## Start

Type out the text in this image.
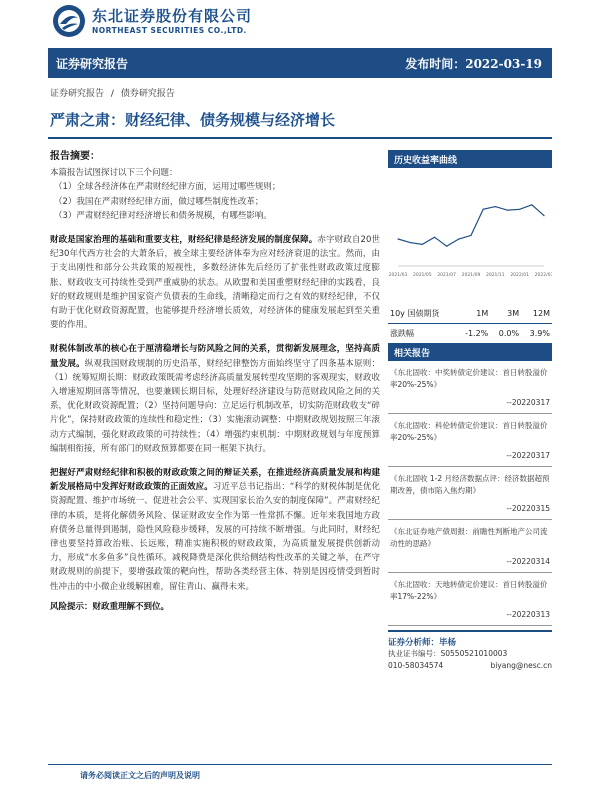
东北证券股份有限公司
NORTHEAST SECURITIES CO.,LTD.
证券研究报告	发布时间：2022-03-19
证券研究报告 / 债券研究报告
严肃之肃：财经纪律、债务规模与经济增长
报告摘要：

本篇报告试图探讨以下三个问题：

（1）全球各经济体在严肃财经纪律方面，运用过哪些规则；

（2）我国在严肃财经纪律方面，做过哪些制度性改革；

（3）严肃财经纪律对经济增长和债务规模，有哪些影响。

财政是国家治理的基础和重要支柱，财经纪律是经济发展的制度保障。赤字财政自20世纪30年代西方社会的大萧条后，被全球主要经济体奉为应对经济衰退的法宝。然而，由于支出刚性和部分公共政策的短视性，多数经济体先后经历了扩张性财政政策过度膨胀、财政收支可持续性受到严重威胁的状态。从欧盟和美国重塑财经纪律的实践看，良好的财政规则是维护国家资产负债表的生命线，清晰稳定而行之有效的财经纪律，不仅有助于优化财政资源配置，也能够提升经济增长质效，对经济体的健康发展起到至关重要的作用。

财税体制改革的核心在于厘清稳增长与防风险之间的关系，贯彻新发展理念，坚持高质量发展。纵观我国财政规制的历史沿革，财经纪律整饬方面始终坚守了四条基本原则：（1）统筹短期长期：财政政策既需考虑经济高质量发展转型攻坚期的客观现实，财政收入增速短期回落等情况，也要兼顾长期目标，处理好经济建设与防范财政风险之间的关系，优化财政资源配置；（2）坚持问题导向：立足运行机制改革，切实防范财政收支“碎片化”，保持财政政策的连续性和稳定性；（3）实施滚动调整：中期财政规划按照三年滚动方式编制，强化财政政策的可持续性；（4）增强约束机制：中期财政规划与年度预算编制相衔接，所有部门的财政预算都要在同一框架下执行。

把握好严肃财经纪律和积极的财政政策之间的辩证关系，在推进经济高质量发展和构建新发展格局中发挥好财政政策的正面效应。习近平总书记指出：“科学的财税体制是优化资源配置、维护市场统一、促进社会公平、实现国家长治久安的制度保障”。严肃财经纪律的本质，是将化解债务风险、保证财政安全作为第一性常抓不懈。近年来我国地方政府债务总量得到遏制，隐性风险稳步缓释，发展的可持续不断增强。与此同时，财经纪律也要坚持算政治账、长远账，精准实施积极的财政政策，为高质量发展提供创新动力，形成“水多鱼多”良性循环。减税降费是深化供给侧结构性改革的关键之举，在严守财政规则的前提下，要增强政策的靶向性，帮助各类经营主体、特别是因疫情受到暂时性冲击的中小微企业缓解困难，留住青山、赢得未来。

风险提示：财政重理解不到位。

历史收益率曲线
2021/03 2021/05 2021/07 2021/09 2021/11 2022/01 2022/03
10y 国债期货	1M	3M	12M
涨跌幅	-1.2%	0.0%	3.9%
相关报告
《东北固收：中奖转债定价建议：首日转股溢价率20%-25%》
--20220317
《东北固收：科伦转债定价建议：首日转股溢价率20%-25%》
--20220317
《东北固收 1-2 月经济数据点评：经济数据超预期改善，债市陷入焦灼期》
--20220315
《东北证券地产债周报：前瞻性判断地产公司流动性的思路》
--20220314
《东北固收：天地转债定价建议：首日转股溢价率17%-22%》
--20220313
证券分析师：毕杨
执业证书编号：S0550521010003
010-58034574	biyang@nesc.cn
请务必阅读正文之后的声明及说明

## End

WRITTEN INSTRUCTION >> Using the data above, print every line exactly, omitting pictures.

FINAL RESULT >>
Type out the text in this image.
东北证券股份有限公司
NORTHEAST SECURITIES CO.,LTD.
证券研究报告	发布时间：2022-03-19
证券研究报告 / 债券研究报告
严肃之肃：财经纪律、债务规模与经济增长
报告摘要：

本篇报告试图探讨以下三个问题：

（1）全球各经济体在严肃财经纪律方面，运用过哪些规则；

（2）我国在严肃财经纪律方面，做过哪些制度性改革；

（3）严肃财经纪律对经济增长和债务规模，有哪些影响。

财政是国家治理的基础和重要支柱，财经纪律是经济发展的制度保障。赤字财政自20世纪30年代西方社会的大萧条后，被全球主要经济体奉为应对经济衰退的法宝。然而，由于支出刚性和部分公共政策的短视性，多数经济体先后经历了扩张性财政政策过度膨胀、财政收支可持续性受到严重威胁的状态。从欧盟和美国重塑财经纪律的实践看，良好的财政规则是维护国家资产负债表的生命线，清晰稳定而行之有效的财经纪律，不仅有助于优化财政资源配置，也能够提升经济增长质效，对经济体的健康发展起到至关重要的作用。

财税体制改革的核心在于厘清稳增长与防风险之间的关系，贯彻新发展理念，坚持高质量发展。纵观我国财政规制的历史沿革，财经纪律整饬方面始终坚守了四条基本原则：（1）统筹短期长期：财政政策既需考虑经济高质量发展转型攻坚期的客观现实，财政收入增速短期回落等情况，也要兼顾长期目标，处理好经济建设与防范财政风险之间的关系，优化财政资源配置；（2）坚持问题导向：立足运行机制改革，切实防范财政收支“碎片化”，保持财政政策的连续性和稳定性；（3）实施滚动调整：中期财政规划按照三年滚动方式编制，强化财政政策的可持续性；（4）增强约束机制：中期财政规划与年度预算编制相衔接，所有部门的财政预算都要在同一框架下执行。

把握好严肃财经纪律和积极的财政政策之间的辩证关系，在推进经济高质量发展和构建新发展格局中发挥好财政政策的正面效应。习近平总书记指出：“科学的财税体制是优化资源配置、维护市场统一、促进社会公平、实现国家长治久安的制度保障”。严肃财经纪律的本质，是将化解债务风险、保证财政安全作为第一性常抓不懈。近年来我国地方政府债务总量得到遏制，隐性风险稳步缓释，发展的可持续不断增强。与此同时，财经纪律也要坚持算政治账、长远账，精准实施积极的财政政策，为高质量发展提供创新动力，形成“水多鱼多”良性循环。减税降费是深化供给侧结构性改革的关键之举，在严守财政规则的前提下，要增强政策的靶向性，帮助各类经营主体、特别是因疫情受到暂时性冲击的中小微企业缓解困难，留住青山、赢得未来。

风险提示：财政重理解不到位。

历史收益率曲线
2021/03 2021/05 2021/07 2021/09 2021/11 2022/01 2022/03
10y 国债期货	1M	3M	12M
涨跌幅	-1.2%	0.0%	3.9%
相关报告
《东北固收：中奖转债定价建议：首日转股溢价率20%-25%》
--20220317
《东北固收：科伦转债定价建议：首日转股溢价率20%-25%》
--20220317
《东北固收 1-2 月经济数据点评：经济数据超预期改善，债市陷入焦灼期》
--20220315
《东北证券地产债周报：前瞻性判断地产公司流动性的思路》
--20220314
《东北固收：天地转债定价建议：首日转股溢价率17%-22%》
--20220313
证券分析师：毕杨
执业证书编号：S0550521010003
010-58034574	biyang@nesc.cn
请务必阅读正文之后的声明及说明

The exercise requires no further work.